YOUR OBJECTIVE :: All the records that follow need to be reproduced exactly. Omit the images.

(Data records)
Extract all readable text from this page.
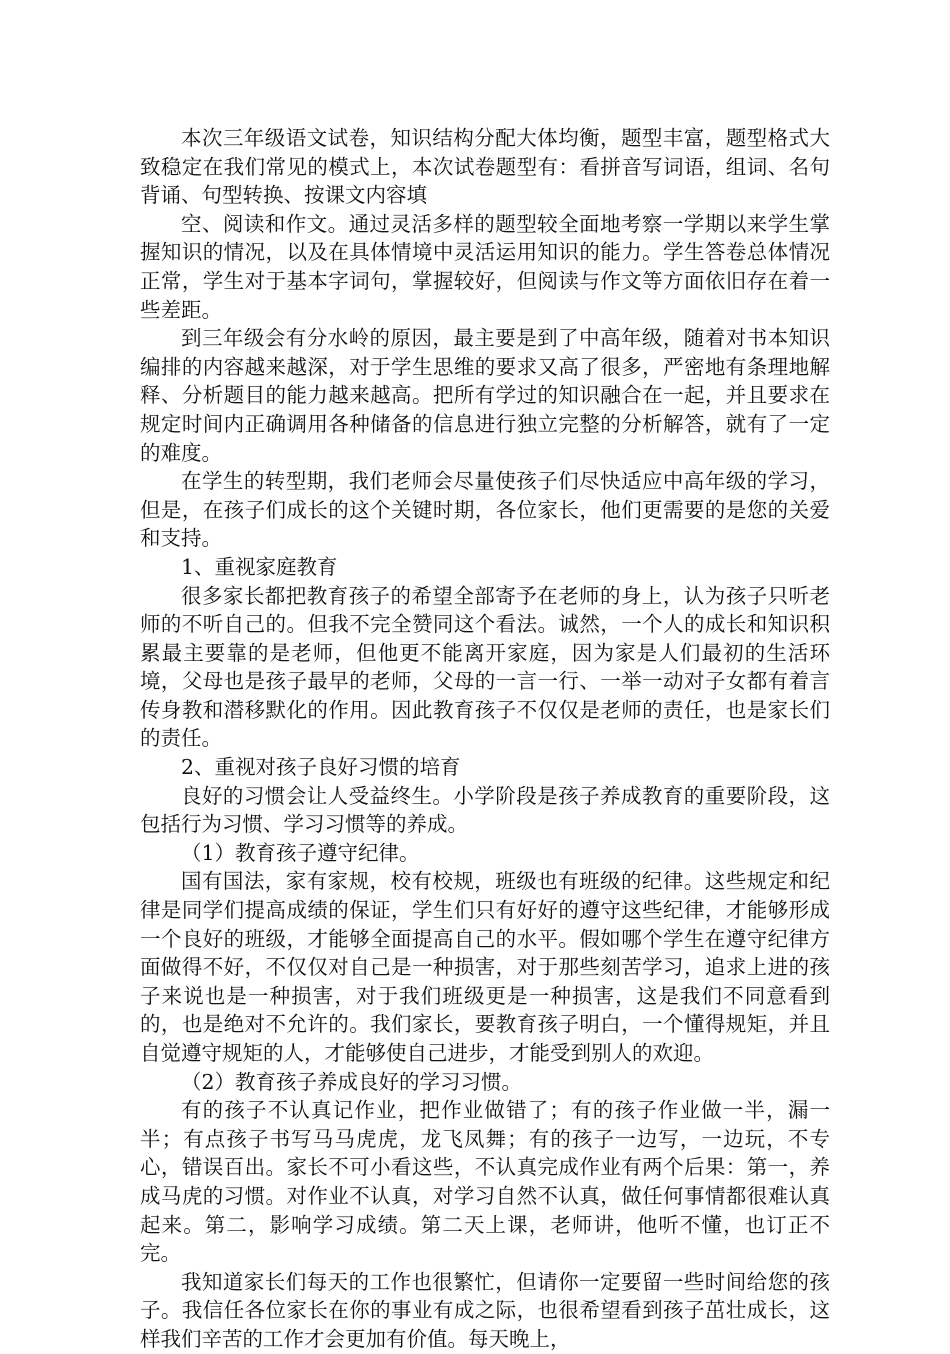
本次三年级语文试卷，知识结构分配大体均衡，题型丰富，题型格式大致稳定在我们常见的模式上，本次试卷题型有：看拼音写词语，组词、名句背诵、句型转换、按课文内容填

空、阅读和作文。通过灵活多样的题型较全面地考察一学期以来学生掌握知识的情况，以及在具体情境中灵活运用知识的能力。学生答卷总体情况正常，学生对于基本字词句，掌握较好，但阅读与作文等方面依旧存在着一些差距。

到三年级会有分水岭的原因，最主要是到了中高年级，随着对书本知识编排的内容越来越深，对于学生思维的要求又高了很多，严密地有条理地解释、分析题目的能力越来越高。把所有学过的知识融合在一起，并且要求在规定时间内正确调用各种储备的信息进行独立完整的分析解答，就有了一定的难度。

在学生的转型期，我们老师会尽量使孩子们尽快适应中高年级的学习，但是，在孩子们成长的这个关键时期，各位家长，他们更需要的是您的关爱和支持。

1、重视家庭教育

很多家长都把教育孩子的希望全部寄予在老师的身上，认为孩子只听老师的不听自己的。但我不完全赞同这个看法。诚然，一个人的成长和知识积累最主要靠的是老师，但他更不能离开家庭，因为家是人们最初的生活环境，父母也是孩子最早的老师，父母的一言一行、一举一动对子女都有着言传身教和潜移默化的作用。因此教育孩子不仅仅是老师的责任，也是家长们的责任。

2、重视对孩子良好习惯的培育

良好的习惯会让人受益终生。小学阶段是孩子养成教育的重要阶段，这包括行为习惯、学习习惯等的养成。

（1）教育孩子遵守纪律。

国有国法，家有家规，校有校规，班级也有班级的纪律。这些规定和纪律是同学们提高成绩的保证，学生们只有好好的遵守这些纪律，才能够形成一个良好的班级，才能够全面提高自己的水平。假如哪个学生在遵守纪律方面做得不好，不仅仅对自己是一种损害，对于那些刻苦学习，追求上进的孩子来说也是一种损害，对于我们班级更是一种损害，这是我们不同意看到的，也是绝对不允许的。我们家长，要教育孩子明白，一个懂得规矩，并且自觉遵守规矩的人，才能够使自己进步，才能受到别人的欢迎。

（2）教育孩子养成良好的学习习惯。

有的孩子不认真记作业，把作业做错了；有的孩子作业做一半，漏一半；有点孩子书写马马虎虎，龙飞凤舞；有的孩子一边写，一边玩，不专心，错误百出。家长不可小看这些，不认真完成作业有两个后果：第一，养成马虎的习惯。对作业不认真，对学习自然不认真，做任何事情都很难认真起来。第二，影响学习成绩。第二天上课，老师讲，他听不懂，也订正不完。

我知道家长们每天的工作也很繁忙，但请你一定要留一些时间给您的孩子。我信任各位家长在你的事业有成之际，也很希望看到孩子茁壮成长，这样我们辛苦的工作才会更加有价值。每天晚上，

EXERCISE RESPONSE ::
Extract all readable text from this page.
本次三年级语文试卷，知识结构分配大体均衡，题型丰富，题型格式大致稳定在我们常见的模式上，本次试卷题型有：看拼音写词语，组词、名句背诵、句型转换、按课文内容填

空、阅读和作文。通过灵活多样的题型较全面地考察一学期以来学生掌握知识的情况，以及在具体情境中灵活运用知识的能力。学生答卷总体情况正常，学生对于基本字词句，掌握较好，但阅读与作文等方面依旧存在着一些差距。

到三年级会有分水岭的原因，最主要是到了中高年级，随着对书本知识编排的内容越来越深，对于学生思维的要求又高了很多，严密地有条理地解释、分析题目的能力越来越高。把所有学过的知识融合在一起，并且要求在规定时间内正确调用各种储备的信息进行独立完整的分析解答，就有了一定的难度。

在学生的转型期，我们老师会尽量使孩子们尽快适应中高年级的学习，但是，在孩子们成长的这个关键时期，各位家长，他们更需要的是您的关爱和支持。

1、重视家庭教育

很多家长都把教育孩子的希望全部寄予在老师的身上，认为孩子只听老师的不听自己的。但我不完全赞同这个看法。诚然，一个人的成长和知识积累最主要靠的是老师，但他更不能离开家庭，因为家是人们最初的生活环境，父母也是孩子最早的老师，父母的一言一行、一举一动对子女都有着言传身教和潜移默化的作用。因此教育孩子不仅仅是老师的责任，也是家长们的责任。

2、重视对孩子良好习惯的培育

良好的习惯会让人受益终生。小学阶段是孩子养成教育的重要阶段，这包括行为习惯、学习习惯等的养成。

（1）教育孩子遵守纪律。

国有国法，家有家规，校有校规，班级也有班级的纪律。这些规定和纪律是同学们提高成绩的保证，学生们只有好好的遵守这些纪律，才能够形成一个良好的班级，才能够全面提高自己的水平。假如哪个学生在遵守纪律方面做得不好，不仅仅对自己是一种损害，对于那些刻苦学习，追求上进的孩子来说也是一种损害，对于我们班级更是一种损害，这是我们不同意看到的，也是绝对不允许的。我们家长，要教育孩子明白，一个懂得规矩，并且自觉遵守规矩的人，才能够使自己进步，才能受到别人的欢迎。

（2）教育孩子养成良好的学习习惯。

有的孩子不认真记作业，把作业做错了；有的孩子作业做一半，漏一半；有点孩子书写马马虎虎，龙飞凤舞；有的孩子一边写，一边玩，不专心，错误百出。家长不可小看这些，不认真完成作业有两个后果：第一，养成马虎的习惯。对作业不认真，对学习自然不认真，做任何事情都很难认真起来。第二，影响学习成绩。第二天上课，老师讲，他听不懂，也订正不完。

我知道家长们每天的工作也很繁忙，但请你一定要留一些时间给您的孩子。我信任各位家长在你的事业有成之际，也很希望看到孩子茁壮成长，这样我们辛苦的工作才会更加有价值。每天晚上，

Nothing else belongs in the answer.